● **Exercise prompt**:
Reproduce every entry below, changing each "elements" to "items" and leaving everything else as it is.

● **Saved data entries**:
==*==
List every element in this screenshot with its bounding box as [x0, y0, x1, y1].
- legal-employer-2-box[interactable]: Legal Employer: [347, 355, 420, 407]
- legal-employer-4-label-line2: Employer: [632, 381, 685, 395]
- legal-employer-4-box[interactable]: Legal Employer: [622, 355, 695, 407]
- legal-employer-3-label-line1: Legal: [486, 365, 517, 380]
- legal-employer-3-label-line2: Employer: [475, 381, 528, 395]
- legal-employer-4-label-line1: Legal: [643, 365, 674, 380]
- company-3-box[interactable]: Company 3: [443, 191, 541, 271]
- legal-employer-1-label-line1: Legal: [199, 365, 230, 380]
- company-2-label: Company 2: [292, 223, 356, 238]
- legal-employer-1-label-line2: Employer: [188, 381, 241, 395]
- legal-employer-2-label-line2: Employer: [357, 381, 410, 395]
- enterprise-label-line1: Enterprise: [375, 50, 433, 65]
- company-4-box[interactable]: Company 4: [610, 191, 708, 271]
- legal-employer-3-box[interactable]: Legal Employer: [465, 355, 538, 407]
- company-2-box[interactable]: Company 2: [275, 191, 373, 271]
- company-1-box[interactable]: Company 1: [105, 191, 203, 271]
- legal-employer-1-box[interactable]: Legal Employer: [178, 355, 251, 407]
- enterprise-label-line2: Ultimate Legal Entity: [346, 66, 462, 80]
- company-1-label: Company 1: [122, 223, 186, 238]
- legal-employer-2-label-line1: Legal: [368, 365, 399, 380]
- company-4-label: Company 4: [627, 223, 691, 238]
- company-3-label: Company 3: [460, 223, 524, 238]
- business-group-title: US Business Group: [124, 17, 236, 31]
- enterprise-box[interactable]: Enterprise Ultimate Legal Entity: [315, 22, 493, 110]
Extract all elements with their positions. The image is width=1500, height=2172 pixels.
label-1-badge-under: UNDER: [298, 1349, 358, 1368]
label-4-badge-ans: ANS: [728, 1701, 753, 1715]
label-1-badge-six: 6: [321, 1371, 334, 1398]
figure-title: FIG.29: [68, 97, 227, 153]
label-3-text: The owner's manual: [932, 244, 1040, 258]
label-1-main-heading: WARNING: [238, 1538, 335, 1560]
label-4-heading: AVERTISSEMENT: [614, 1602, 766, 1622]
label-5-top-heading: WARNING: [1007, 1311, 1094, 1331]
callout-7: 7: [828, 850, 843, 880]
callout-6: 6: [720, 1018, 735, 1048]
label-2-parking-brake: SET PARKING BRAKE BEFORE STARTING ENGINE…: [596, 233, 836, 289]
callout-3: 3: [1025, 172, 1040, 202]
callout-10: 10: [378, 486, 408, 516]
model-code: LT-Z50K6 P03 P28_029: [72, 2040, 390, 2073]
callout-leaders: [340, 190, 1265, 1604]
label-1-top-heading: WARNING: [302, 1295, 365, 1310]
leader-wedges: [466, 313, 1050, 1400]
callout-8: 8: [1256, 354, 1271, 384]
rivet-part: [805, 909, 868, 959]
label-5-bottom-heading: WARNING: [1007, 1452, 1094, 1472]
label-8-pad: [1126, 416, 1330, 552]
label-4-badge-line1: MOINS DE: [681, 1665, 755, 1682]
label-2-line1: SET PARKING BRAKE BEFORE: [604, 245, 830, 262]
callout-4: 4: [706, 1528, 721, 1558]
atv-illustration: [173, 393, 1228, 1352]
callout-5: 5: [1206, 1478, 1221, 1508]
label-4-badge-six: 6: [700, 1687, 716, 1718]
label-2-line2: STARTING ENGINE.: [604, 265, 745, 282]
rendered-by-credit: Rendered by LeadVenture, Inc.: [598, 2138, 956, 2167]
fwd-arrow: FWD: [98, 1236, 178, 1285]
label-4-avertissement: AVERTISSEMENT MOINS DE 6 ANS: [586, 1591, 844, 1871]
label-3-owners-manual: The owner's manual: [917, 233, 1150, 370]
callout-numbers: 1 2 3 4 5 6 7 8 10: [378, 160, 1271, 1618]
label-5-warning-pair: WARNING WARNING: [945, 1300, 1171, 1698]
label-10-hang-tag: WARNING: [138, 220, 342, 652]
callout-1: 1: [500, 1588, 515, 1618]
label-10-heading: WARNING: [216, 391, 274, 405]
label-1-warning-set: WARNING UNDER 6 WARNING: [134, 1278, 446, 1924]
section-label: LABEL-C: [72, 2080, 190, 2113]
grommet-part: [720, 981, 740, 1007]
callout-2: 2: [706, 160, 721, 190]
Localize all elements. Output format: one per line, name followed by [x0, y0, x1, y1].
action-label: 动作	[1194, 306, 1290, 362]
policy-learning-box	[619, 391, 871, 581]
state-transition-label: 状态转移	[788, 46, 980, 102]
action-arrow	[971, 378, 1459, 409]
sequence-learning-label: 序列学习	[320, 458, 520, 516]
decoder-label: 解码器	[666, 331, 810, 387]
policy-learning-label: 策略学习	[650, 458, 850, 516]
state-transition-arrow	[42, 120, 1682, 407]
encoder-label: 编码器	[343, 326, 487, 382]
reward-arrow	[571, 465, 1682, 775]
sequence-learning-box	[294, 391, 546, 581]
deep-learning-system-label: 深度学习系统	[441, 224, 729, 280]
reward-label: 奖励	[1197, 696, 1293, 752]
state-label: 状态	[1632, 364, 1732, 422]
==*==
● **Completed exercise**:
List every element in this screenshot with its bounding box as [x0, y0, x1, y1].
- legal-employer-2-box[interactable]: Legal Employer: [347, 355, 420, 407]
- legal-employer-4-label-line2: Employer: [632, 381, 685, 395]
- legal-employer-4-box[interactable]: Legal Employer: [622, 355, 695, 407]
- legal-employer-3-label-line1: Legal: [486, 365, 517, 380]
- legal-employer-3-label-line2: Employer: [475, 381, 528, 395]
- legal-employer-4-label-line1: Legal: [643, 365, 674, 380]
- company-3-box[interactable]: Company 3: [443, 191, 541, 271]
- legal-employer-1-label-line1: Legal: [199, 365, 230, 380]
- company-2-label: Company 2: [292, 223, 356, 238]
- legal-employer-1-label-line2: Employer: [188, 381, 241, 395]
- legal-employer-2-label-line2: Employer: [357, 381, 410, 395]
- enterprise-label-line1: Enterprise: [375, 50, 433, 65]
- company-4-box[interactable]: Company 4: [610, 191, 708, 271]
- legal-employer-3-box[interactable]: Legal Employer: [465, 355, 538, 407]
- company-2-box[interactable]: Company 2: [275, 191, 373, 271]
- company-1-box[interactable]: Company 1: [105, 191, 203, 271]
- legal-employer-1-box[interactable]: Legal Employer: [178, 355, 251, 407]
- enterprise-label-line2: Ultimate Legal Entity: [346, 66, 462, 80]
- company-1-label: Company 1: [122, 223, 186, 238]
- legal-employer-2-label-line1: Legal: [368, 365, 399, 380]
- company-4-label: Company 4: [627, 223, 691, 238]
- company-3-label: Company 3: [460, 223, 524, 238]
- business-group-title: US Business Group: [124, 17, 236, 31]
- enterprise-box[interactable]: Enterprise Ultimate Legal Entity: [315, 22, 493, 110]
Extract all items with their positions. The image is width=1500, height=2172 pixels.
label-1-badge-under: UNDER: [298, 1349, 358, 1368]
label-4-badge-ans: ANS: [728, 1701, 753, 1715]
label-1-badge-six: 6: [321, 1371, 334, 1398]
figure-title: FIG.29: [68, 97, 227, 153]
label-3-text: The owner's manual: [932, 244, 1040, 258]
label-1-main-heading: WARNING: [238, 1538, 335, 1560]
label-4-heading: AVERTISSEMENT: [614, 1602, 766, 1622]
label-5-top-heading: WARNING: [1007, 1311, 1094, 1331]
callout-7: 7: [828, 850, 843, 880]
callout-6: 6: [720, 1018, 735, 1048]
label-2-parking-brake: SET PARKING BRAKE BEFORE STARTING ENGINE…: [596, 233, 836, 289]
callout-3: 3: [1025, 172, 1040, 202]
callout-10: 10: [378, 486, 408, 516]
model-code: LT-Z50K6 P03 P28_029: [72, 2040, 390, 2073]
callout-leaders: [340, 190, 1265, 1604]
label-1-top-heading: WARNING: [302, 1295, 365, 1310]
leader-wedges: [466, 313, 1050, 1400]
callout-8: 8: [1256, 354, 1271, 384]
rivet-part: [805, 909, 868, 959]
label-5-bottom-heading: WARNING: [1007, 1452, 1094, 1472]
label-8-pad: [1126, 416, 1330, 552]
label-4-badge-line1: MOINS DE: [681, 1665, 755, 1682]
label-2-line1: SET PARKING BRAKE BEFORE: [604, 245, 830, 262]
callout-4: 4: [706, 1528, 721, 1558]
atv-illustration: [173, 393, 1228, 1352]
callout-5: 5: [1206, 1478, 1221, 1508]
label-4-badge-six: 6: [700, 1687, 716, 1718]
label-2-line2: STARTING ENGINE.: [604, 265, 745, 282]
rendered-by-credit: Rendered by LeadVenture, Inc.: [598, 2138, 956, 2167]
fwd-arrow: FWD: [98, 1236, 178, 1285]
label-4-avertissement: AVERTISSEMENT MOINS DE 6 ANS: [586, 1591, 844, 1871]
label-3-owners-manual: The owner's manual: [917, 233, 1150, 370]
callout-numbers: 1 2 3 4 5 6 7 8 10: [378, 160, 1271, 1618]
label-5-warning-pair: WARNING WARNING: [945, 1300, 1171, 1698]
label-10-hang-tag: WARNING: [138, 220, 342, 652]
callout-1: 1: [500, 1588, 515, 1618]
label-10-heading: WARNING: [216, 391, 274, 405]
label-1-warning-set: WARNING UNDER 6 WARNING: [134, 1278, 446, 1924]
section-label: LABEL-C: [72, 2080, 190, 2113]
grommet-part: [720, 981, 740, 1007]
callout-2: 2: [706, 160, 721, 190]
Localize all items. Output format: one per line, name followed by [x0, y0, x1, y1].
action-label: 动作	[1194, 306, 1290, 362]
policy-learning-box	[619, 391, 871, 581]
state-transition-label: 状态转移	[788, 46, 980, 102]
action-arrow	[971, 378, 1459, 409]
sequence-learning-label: 序列学习	[320, 458, 520, 516]
decoder-label: 解码器	[666, 331, 810, 387]
policy-learning-label: 策略学习	[650, 458, 850, 516]
state-transition-arrow	[42, 120, 1682, 407]
encoder-label: 编码器	[343, 326, 487, 382]
reward-arrow	[571, 465, 1682, 775]
sequence-learning-box	[294, 391, 546, 581]
deep-learning-system-label: 深度学习系统	[441, 224, 729, 280]
reward-label: 奖励	[1197, 696, 1293, 752]
state-label: 状态	[1632, 364, 1732, 422]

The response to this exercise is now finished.